EXERCISE DIRECTIONS: In the listing below, find every line containing "Mikhailov" and copy it out.

Data entries:
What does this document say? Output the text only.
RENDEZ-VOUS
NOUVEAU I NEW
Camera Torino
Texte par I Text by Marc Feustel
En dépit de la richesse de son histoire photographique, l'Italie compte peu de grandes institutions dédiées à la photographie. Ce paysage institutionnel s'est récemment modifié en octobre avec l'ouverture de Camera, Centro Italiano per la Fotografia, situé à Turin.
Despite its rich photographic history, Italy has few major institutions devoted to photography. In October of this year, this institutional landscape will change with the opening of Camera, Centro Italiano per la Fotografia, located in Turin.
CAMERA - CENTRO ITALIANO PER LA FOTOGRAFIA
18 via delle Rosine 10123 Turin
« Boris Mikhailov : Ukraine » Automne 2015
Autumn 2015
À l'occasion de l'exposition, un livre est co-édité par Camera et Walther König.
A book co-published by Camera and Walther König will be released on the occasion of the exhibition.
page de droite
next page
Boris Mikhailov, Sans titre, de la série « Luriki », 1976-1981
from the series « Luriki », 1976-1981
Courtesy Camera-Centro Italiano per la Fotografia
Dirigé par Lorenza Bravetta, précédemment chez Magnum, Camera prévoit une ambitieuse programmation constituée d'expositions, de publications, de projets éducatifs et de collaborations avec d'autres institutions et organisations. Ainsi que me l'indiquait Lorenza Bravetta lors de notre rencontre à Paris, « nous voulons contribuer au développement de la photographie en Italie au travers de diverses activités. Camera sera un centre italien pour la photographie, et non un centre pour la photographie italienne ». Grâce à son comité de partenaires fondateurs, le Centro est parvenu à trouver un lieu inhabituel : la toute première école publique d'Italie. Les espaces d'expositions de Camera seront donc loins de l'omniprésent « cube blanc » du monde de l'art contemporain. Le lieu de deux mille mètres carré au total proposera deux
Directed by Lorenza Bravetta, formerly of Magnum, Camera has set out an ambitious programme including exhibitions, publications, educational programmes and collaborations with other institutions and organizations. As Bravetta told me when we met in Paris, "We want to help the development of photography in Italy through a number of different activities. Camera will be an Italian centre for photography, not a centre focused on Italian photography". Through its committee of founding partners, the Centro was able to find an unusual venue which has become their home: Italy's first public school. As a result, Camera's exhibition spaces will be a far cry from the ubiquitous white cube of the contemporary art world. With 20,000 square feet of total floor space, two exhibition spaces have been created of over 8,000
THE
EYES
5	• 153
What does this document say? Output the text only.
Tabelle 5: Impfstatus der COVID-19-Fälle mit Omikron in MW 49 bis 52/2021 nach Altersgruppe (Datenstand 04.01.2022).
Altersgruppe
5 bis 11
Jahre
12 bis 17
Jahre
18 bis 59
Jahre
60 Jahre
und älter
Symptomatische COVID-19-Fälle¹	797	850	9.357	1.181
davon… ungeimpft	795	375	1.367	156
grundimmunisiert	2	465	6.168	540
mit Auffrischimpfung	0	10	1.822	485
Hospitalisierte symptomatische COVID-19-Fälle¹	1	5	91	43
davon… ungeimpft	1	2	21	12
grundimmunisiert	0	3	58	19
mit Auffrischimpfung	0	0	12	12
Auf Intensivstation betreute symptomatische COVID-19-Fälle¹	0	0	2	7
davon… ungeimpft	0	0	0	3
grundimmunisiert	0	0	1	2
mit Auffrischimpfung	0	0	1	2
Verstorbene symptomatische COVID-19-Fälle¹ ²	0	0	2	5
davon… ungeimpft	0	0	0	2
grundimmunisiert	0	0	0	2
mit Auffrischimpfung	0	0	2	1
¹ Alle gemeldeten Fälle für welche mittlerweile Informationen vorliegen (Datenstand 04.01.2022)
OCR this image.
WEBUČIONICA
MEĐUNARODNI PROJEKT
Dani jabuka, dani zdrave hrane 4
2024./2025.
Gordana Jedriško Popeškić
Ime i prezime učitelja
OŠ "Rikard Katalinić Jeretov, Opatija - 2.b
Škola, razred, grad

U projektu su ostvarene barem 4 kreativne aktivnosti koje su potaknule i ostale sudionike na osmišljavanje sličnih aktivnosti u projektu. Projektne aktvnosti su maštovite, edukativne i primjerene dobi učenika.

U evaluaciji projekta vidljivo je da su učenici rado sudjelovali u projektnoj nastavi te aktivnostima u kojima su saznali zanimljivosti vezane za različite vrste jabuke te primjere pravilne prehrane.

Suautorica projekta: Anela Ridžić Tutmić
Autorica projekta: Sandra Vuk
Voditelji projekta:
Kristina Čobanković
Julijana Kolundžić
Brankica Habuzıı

RESPONSE BELOW:
« Boris Mikhailov : Ukraine » Automne 2015
Boris Mikhailov, Sans titre, de la série « Luriki », 1976-1981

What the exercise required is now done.